- What is expected -
Check each line of the listing for the string "instalada", then state how many lines have it. Only the number is wanted.

═════ Exercise input

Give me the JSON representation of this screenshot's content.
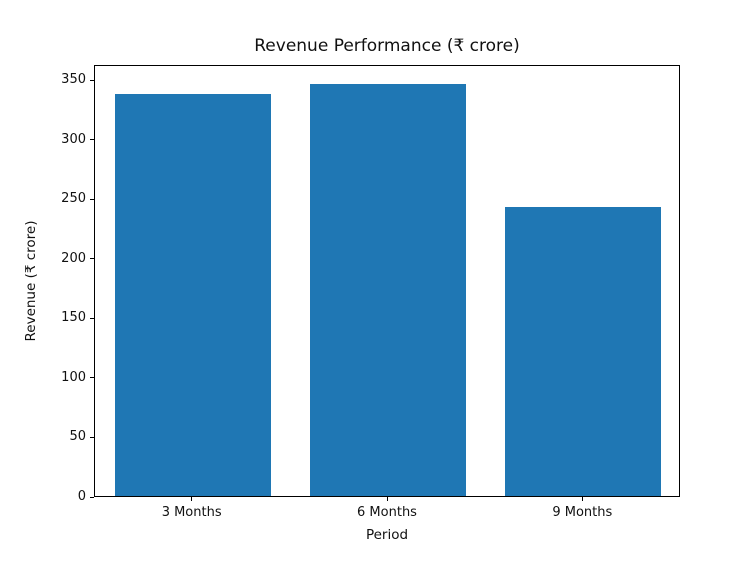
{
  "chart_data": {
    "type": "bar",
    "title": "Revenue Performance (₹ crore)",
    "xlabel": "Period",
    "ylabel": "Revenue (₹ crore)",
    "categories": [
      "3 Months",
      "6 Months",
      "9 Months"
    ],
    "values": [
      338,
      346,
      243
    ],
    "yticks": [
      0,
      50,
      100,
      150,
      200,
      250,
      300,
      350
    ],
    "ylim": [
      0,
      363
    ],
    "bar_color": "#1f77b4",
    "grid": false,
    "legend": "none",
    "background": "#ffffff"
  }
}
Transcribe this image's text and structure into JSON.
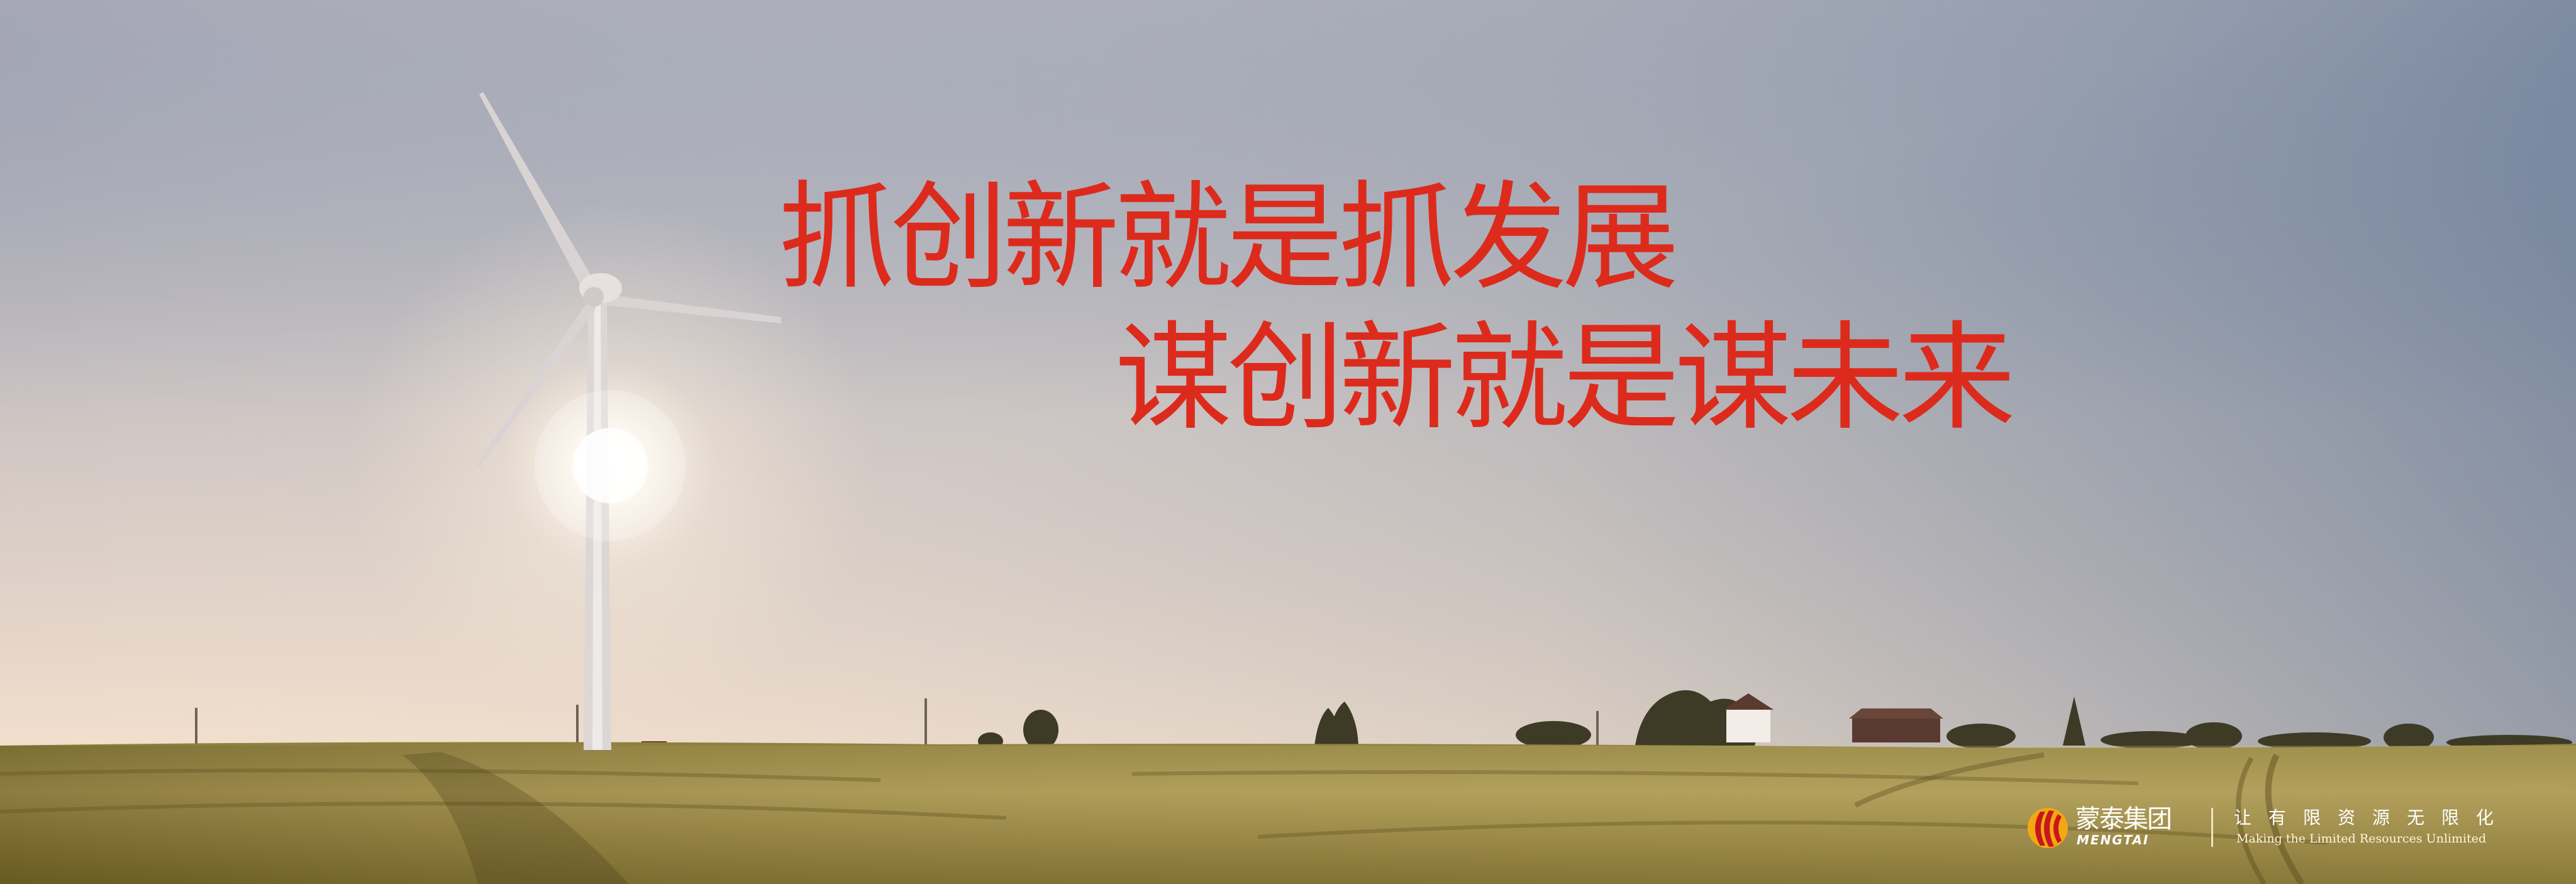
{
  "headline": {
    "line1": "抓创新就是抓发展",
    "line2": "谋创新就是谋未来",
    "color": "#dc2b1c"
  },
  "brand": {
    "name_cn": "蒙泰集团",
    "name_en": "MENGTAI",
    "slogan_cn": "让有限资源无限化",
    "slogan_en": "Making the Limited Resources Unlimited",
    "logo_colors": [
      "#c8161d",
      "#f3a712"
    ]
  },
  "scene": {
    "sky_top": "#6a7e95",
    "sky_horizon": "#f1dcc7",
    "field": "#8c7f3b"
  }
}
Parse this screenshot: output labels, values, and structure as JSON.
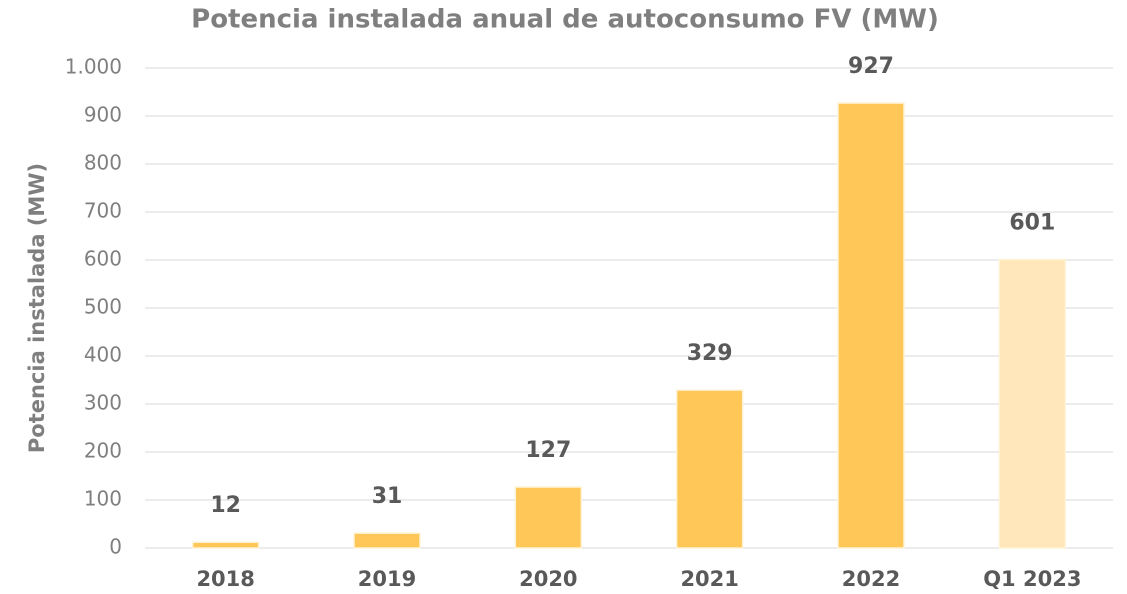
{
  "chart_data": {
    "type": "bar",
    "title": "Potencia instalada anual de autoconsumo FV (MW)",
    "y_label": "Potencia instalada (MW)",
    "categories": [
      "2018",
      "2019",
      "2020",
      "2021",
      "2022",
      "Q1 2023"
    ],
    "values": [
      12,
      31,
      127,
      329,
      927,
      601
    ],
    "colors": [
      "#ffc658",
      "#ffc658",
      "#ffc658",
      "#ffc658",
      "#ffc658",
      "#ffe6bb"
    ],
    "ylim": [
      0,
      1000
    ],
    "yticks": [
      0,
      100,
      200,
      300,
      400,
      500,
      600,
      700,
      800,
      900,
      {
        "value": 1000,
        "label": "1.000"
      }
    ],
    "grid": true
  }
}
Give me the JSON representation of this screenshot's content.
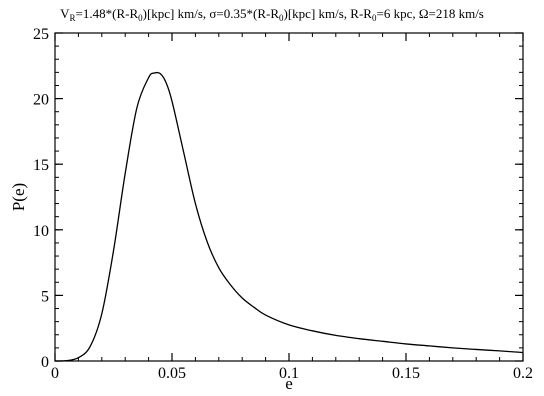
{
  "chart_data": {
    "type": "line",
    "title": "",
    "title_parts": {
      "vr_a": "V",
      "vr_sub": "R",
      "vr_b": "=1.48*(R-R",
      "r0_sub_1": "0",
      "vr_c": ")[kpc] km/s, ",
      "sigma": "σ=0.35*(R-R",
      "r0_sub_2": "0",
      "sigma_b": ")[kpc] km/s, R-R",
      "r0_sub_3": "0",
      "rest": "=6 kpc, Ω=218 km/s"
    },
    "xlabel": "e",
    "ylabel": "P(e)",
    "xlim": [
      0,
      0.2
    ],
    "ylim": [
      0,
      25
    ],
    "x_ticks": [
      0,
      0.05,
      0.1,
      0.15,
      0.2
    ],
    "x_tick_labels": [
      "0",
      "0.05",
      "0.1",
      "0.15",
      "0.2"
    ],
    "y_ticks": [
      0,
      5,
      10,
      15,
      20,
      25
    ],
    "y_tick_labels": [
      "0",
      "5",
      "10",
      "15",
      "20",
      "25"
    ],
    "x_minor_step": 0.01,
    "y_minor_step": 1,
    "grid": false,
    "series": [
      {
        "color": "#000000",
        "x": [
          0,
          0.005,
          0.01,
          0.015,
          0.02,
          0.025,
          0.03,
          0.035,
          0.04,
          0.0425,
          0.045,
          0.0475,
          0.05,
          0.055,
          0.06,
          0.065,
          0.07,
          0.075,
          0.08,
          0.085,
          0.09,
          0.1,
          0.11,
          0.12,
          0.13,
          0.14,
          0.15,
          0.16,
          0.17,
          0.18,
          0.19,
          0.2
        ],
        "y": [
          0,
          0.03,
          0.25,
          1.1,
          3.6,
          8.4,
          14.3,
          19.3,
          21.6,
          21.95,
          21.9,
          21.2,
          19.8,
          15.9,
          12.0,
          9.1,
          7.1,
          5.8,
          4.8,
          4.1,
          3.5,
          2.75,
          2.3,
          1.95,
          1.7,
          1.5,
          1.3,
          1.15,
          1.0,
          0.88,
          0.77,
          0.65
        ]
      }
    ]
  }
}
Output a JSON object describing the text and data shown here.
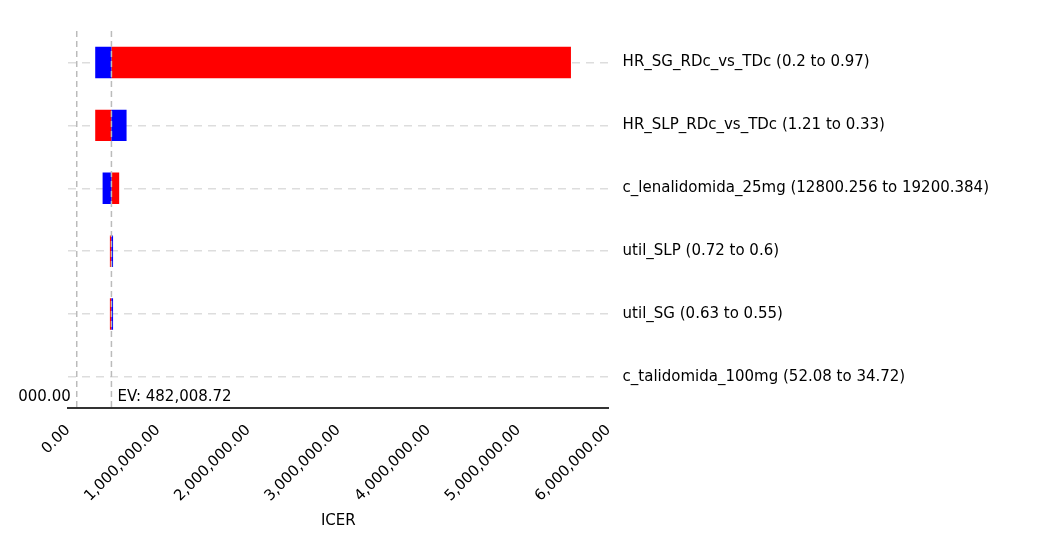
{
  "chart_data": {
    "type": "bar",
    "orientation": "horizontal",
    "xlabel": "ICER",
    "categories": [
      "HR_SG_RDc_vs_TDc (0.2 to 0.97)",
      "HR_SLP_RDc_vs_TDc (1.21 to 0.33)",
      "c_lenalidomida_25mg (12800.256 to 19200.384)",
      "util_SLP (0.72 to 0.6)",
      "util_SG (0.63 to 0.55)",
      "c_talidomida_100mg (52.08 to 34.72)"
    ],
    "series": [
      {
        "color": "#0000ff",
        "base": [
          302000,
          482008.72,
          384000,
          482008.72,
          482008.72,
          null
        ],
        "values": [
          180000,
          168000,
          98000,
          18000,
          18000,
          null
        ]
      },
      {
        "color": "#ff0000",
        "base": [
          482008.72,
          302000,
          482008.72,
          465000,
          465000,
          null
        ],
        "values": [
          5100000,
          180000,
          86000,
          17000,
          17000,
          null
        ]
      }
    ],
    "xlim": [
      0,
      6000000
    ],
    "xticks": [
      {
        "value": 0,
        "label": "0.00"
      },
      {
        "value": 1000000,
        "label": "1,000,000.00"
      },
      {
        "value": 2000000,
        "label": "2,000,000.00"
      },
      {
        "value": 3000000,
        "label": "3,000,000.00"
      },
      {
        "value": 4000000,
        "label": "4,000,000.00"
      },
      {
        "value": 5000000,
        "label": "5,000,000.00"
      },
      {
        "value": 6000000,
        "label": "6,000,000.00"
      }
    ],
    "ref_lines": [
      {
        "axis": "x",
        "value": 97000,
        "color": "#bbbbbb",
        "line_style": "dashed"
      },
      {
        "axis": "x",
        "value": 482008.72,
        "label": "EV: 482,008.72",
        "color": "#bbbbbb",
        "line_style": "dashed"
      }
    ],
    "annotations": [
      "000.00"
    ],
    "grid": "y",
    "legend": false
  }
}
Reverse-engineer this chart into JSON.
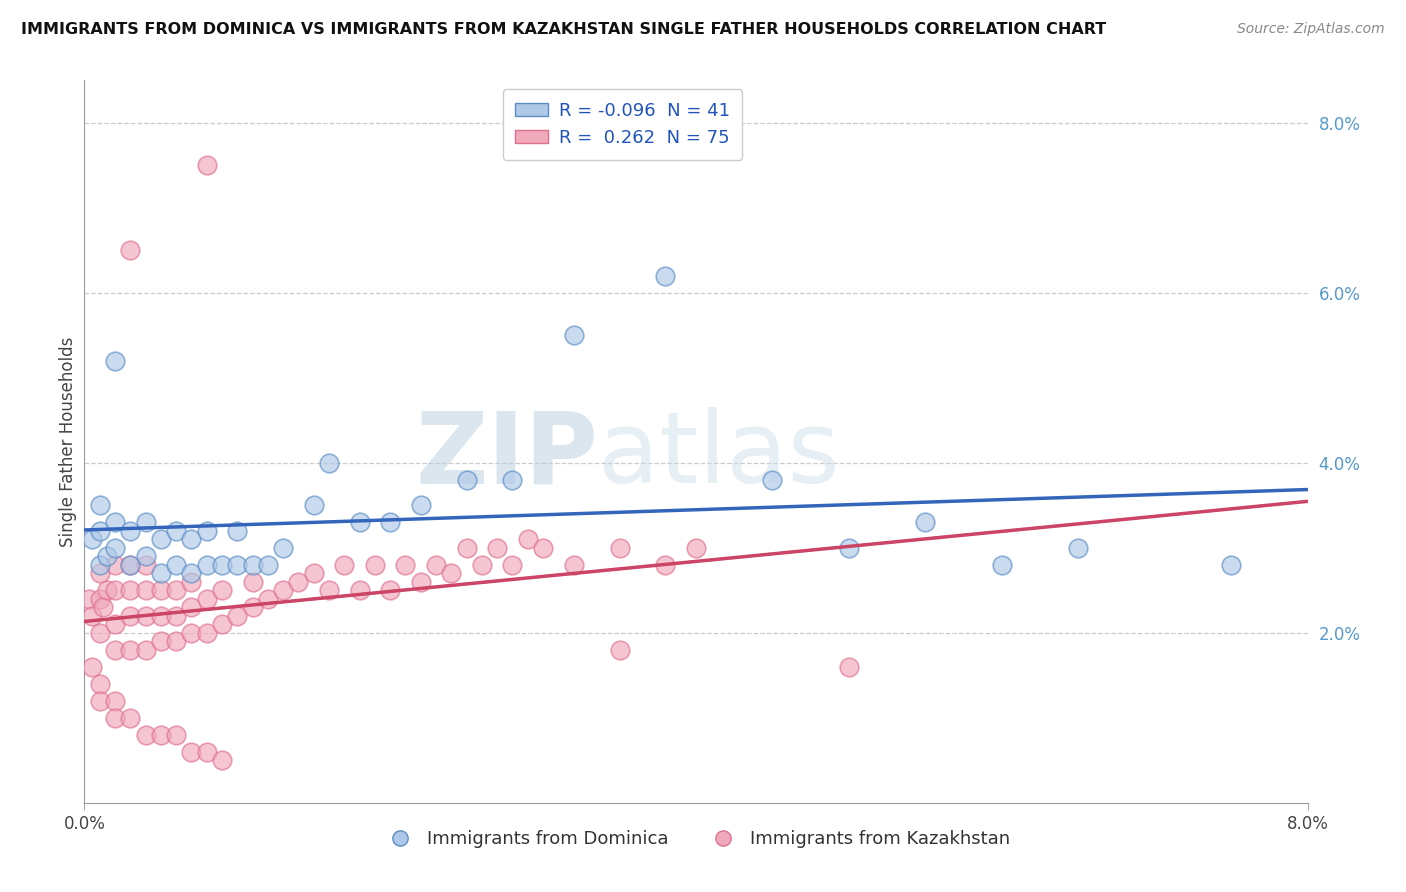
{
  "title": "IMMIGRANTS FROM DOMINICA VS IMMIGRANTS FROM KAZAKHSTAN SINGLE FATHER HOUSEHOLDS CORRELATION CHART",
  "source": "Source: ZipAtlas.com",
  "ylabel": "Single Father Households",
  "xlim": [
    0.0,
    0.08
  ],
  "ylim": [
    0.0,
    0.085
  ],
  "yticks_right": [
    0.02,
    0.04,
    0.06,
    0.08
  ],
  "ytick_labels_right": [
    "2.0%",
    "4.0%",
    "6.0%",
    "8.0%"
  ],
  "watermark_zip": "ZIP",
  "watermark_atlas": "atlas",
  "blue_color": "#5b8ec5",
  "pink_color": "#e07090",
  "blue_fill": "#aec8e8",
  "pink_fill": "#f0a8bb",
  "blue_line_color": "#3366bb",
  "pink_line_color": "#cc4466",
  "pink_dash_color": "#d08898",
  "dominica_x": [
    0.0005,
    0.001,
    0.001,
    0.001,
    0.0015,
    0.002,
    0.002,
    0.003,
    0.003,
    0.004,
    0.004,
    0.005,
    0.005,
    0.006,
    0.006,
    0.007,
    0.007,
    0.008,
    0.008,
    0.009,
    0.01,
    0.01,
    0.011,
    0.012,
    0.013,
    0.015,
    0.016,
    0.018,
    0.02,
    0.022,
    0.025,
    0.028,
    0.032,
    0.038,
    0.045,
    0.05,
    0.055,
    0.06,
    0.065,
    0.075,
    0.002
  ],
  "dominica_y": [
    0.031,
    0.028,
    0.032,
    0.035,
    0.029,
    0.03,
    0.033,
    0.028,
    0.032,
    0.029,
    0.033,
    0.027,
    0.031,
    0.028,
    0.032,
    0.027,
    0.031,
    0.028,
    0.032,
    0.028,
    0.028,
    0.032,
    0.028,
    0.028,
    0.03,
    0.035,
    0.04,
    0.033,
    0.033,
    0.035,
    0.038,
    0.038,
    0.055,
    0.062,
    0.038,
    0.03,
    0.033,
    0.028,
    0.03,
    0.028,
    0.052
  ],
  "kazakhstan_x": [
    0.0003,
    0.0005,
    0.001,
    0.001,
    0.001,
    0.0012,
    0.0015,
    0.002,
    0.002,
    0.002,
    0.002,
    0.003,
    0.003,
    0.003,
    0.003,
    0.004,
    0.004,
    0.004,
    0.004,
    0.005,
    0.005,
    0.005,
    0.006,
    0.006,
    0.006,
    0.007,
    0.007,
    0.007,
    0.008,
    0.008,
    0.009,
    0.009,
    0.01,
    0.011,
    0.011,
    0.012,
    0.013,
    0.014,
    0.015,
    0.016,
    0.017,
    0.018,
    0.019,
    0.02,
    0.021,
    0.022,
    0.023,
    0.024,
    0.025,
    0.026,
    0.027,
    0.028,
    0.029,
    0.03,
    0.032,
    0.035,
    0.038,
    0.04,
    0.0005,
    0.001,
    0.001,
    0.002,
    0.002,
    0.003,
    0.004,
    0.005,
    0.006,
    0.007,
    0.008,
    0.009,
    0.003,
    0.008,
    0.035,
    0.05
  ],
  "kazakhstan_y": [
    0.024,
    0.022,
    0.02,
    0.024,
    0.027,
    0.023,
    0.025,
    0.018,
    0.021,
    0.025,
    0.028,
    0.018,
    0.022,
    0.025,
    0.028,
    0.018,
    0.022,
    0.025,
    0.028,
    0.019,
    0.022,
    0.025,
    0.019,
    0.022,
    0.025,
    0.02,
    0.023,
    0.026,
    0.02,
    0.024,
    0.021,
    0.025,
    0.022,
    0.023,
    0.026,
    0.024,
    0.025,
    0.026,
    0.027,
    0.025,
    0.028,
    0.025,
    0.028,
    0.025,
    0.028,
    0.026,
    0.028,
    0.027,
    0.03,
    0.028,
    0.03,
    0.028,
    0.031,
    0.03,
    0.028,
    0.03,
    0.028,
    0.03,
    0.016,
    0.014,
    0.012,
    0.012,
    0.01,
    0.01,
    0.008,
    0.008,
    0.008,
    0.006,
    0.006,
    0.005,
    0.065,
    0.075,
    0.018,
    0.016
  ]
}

══════════

- Result for this task -
2